Element placement data

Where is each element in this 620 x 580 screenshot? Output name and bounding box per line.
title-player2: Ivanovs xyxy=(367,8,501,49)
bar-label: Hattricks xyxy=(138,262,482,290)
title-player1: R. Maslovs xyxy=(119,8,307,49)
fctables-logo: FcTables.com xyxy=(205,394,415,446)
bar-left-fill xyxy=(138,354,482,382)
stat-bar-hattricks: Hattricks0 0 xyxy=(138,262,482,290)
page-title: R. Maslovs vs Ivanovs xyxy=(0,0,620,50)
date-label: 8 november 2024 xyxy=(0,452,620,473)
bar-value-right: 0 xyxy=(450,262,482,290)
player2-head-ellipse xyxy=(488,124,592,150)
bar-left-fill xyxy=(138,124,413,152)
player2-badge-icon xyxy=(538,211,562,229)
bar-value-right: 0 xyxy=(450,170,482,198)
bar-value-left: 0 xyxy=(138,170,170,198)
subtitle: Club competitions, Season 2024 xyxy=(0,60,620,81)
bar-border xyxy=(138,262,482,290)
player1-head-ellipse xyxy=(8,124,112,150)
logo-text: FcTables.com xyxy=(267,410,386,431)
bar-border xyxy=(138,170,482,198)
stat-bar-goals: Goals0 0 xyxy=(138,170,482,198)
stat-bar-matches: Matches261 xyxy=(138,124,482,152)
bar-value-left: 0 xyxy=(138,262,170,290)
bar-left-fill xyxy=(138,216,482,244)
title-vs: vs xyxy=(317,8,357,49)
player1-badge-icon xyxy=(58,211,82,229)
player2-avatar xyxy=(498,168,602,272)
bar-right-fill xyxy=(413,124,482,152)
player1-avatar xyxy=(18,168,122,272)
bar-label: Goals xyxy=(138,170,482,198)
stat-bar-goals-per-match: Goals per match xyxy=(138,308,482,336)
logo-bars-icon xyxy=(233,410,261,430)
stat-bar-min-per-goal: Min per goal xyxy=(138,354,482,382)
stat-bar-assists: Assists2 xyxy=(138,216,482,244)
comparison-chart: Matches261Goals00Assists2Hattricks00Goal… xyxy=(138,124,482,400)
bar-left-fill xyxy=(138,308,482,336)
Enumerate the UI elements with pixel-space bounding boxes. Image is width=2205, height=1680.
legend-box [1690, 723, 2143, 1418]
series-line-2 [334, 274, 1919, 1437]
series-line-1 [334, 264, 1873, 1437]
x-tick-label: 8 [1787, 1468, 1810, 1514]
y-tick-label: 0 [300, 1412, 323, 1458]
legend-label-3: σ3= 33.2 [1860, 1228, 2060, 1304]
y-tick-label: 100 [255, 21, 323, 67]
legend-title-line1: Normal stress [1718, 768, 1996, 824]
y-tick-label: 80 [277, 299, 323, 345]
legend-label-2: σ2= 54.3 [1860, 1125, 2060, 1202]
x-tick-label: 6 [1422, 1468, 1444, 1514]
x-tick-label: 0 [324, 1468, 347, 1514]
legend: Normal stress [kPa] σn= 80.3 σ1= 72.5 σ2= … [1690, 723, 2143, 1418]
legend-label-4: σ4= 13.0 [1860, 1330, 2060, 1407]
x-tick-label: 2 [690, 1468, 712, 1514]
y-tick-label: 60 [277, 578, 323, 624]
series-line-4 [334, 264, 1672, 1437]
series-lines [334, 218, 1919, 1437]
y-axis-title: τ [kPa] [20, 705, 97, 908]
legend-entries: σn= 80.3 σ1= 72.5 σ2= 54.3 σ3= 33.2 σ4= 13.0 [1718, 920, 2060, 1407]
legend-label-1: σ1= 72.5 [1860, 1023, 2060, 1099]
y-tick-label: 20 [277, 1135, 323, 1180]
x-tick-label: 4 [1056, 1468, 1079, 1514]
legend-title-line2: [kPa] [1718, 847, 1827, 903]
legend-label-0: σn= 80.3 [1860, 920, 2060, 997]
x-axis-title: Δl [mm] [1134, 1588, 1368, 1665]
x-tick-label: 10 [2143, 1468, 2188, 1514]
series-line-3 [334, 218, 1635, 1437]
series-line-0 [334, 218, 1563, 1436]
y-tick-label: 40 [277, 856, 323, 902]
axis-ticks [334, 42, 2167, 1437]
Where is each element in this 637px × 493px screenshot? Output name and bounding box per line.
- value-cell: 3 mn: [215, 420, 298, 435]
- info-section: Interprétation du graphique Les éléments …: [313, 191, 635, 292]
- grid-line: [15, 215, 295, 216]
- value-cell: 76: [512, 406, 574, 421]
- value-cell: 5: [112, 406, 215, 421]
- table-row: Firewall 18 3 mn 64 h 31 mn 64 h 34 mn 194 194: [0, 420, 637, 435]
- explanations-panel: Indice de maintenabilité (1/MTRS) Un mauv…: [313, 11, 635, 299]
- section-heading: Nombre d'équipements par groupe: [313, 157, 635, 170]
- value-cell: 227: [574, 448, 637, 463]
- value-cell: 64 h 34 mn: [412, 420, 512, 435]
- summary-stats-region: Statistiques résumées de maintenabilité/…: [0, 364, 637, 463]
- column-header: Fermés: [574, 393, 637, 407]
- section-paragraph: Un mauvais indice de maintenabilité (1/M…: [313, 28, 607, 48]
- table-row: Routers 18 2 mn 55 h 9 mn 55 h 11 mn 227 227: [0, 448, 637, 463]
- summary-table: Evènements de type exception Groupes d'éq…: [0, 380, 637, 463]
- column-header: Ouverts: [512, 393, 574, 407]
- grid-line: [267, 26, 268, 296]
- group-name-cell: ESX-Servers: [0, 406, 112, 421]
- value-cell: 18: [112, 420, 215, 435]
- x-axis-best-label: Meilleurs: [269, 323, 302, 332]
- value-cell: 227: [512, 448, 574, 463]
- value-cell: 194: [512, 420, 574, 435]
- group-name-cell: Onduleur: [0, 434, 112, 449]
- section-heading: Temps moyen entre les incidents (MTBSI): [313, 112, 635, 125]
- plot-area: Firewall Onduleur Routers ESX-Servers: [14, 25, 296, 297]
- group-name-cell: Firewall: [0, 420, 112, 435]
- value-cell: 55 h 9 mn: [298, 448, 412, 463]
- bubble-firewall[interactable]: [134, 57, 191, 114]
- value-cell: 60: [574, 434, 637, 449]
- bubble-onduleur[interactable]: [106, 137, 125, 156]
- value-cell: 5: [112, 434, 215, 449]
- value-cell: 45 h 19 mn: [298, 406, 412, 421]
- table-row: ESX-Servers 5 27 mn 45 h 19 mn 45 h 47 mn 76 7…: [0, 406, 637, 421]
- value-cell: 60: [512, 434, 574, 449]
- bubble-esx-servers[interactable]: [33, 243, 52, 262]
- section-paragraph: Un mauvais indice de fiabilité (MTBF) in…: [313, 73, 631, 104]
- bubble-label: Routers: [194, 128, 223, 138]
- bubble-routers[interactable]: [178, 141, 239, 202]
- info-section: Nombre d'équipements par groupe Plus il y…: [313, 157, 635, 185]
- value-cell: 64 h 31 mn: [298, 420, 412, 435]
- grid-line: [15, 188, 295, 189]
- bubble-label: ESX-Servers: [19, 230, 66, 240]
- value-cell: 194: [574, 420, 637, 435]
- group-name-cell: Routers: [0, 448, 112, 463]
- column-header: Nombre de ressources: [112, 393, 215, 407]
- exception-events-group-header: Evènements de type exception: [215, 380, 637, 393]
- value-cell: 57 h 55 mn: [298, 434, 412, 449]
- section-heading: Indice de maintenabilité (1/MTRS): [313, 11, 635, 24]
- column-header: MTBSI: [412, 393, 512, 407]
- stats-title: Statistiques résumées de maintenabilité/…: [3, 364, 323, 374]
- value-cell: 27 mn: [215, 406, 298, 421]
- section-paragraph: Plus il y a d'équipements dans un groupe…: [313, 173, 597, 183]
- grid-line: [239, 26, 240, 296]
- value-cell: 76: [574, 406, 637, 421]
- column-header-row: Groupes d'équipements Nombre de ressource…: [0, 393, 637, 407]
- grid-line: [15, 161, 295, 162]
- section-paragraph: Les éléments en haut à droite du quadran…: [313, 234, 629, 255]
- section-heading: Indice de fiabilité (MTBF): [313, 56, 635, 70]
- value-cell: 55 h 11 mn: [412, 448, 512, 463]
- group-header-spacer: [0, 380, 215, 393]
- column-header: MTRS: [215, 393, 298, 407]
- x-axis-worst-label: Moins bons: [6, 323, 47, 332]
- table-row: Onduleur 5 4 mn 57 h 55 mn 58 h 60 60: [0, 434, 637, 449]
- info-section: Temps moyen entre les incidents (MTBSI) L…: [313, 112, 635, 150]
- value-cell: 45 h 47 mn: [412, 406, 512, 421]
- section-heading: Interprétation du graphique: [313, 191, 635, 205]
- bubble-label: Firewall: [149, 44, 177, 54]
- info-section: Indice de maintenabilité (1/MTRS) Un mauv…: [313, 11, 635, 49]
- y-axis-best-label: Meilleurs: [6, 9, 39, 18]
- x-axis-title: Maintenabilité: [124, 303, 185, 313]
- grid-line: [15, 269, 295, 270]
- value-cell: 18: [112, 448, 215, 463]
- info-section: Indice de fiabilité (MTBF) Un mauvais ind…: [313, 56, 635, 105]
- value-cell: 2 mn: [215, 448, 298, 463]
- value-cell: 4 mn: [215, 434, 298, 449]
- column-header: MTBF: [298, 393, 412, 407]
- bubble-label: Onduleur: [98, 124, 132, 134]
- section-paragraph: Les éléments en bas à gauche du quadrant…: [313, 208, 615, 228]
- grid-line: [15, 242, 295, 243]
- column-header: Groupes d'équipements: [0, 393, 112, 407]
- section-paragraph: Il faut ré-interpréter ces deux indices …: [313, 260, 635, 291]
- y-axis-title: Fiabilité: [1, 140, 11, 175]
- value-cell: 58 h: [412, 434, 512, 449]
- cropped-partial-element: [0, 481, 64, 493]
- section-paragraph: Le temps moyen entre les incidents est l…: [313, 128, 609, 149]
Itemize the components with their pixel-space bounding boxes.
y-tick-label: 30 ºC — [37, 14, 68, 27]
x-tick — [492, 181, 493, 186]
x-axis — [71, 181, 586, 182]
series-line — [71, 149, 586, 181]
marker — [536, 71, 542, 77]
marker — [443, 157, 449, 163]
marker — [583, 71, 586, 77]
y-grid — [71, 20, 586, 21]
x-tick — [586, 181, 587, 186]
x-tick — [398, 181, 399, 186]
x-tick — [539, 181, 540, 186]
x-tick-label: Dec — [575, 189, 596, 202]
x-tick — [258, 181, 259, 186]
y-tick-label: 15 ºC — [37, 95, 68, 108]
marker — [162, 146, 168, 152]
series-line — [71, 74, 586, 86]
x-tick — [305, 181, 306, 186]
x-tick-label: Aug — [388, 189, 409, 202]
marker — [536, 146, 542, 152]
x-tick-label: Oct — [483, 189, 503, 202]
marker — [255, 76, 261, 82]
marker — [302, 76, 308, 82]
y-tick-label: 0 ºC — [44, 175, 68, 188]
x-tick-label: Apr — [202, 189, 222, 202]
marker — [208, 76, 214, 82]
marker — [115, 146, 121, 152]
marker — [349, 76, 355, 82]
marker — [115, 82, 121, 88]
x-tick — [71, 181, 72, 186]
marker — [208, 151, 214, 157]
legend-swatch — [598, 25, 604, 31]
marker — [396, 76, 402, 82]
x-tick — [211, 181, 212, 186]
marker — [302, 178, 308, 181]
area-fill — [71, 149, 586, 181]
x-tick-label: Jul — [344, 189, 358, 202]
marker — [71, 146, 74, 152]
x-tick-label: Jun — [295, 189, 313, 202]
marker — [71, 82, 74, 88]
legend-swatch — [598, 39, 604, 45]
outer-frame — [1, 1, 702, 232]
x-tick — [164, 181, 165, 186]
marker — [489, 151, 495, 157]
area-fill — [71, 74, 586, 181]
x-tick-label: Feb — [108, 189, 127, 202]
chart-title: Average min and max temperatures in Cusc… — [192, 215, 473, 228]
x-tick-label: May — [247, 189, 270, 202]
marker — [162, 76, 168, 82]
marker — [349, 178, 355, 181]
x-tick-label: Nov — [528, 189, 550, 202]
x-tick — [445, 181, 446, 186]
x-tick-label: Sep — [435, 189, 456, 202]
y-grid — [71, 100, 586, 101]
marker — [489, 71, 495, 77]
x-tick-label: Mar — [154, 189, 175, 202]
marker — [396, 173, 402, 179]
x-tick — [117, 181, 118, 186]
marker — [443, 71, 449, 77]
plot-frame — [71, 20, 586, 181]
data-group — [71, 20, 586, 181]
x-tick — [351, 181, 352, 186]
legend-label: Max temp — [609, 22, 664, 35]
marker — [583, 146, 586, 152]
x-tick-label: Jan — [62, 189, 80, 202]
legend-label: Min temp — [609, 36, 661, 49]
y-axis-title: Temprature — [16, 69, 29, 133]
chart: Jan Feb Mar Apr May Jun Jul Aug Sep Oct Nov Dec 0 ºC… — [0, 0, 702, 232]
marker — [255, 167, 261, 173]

▶ [Task instructions]:
Copy the lines of the listing, unchanged, from the start of the listing through the line that contains "bar-left-fill xyxy=(138,354,482,382)".

▶ [Task response]:
Where is each element in this 620 x 580 screenshot? Output name and bounding box per line.
title-player2: Ivanovs xyxy=(367,8,501,49)
bar-label: Hattricks xyxy=(138,262,482,290)
title-player1: R. Maslovs xyxy=(119,8,307,49)
fctables-logo: FcTables.com xyxy=(205,394,415,446)
bar-left-fill xyxy=(138,354,482,382)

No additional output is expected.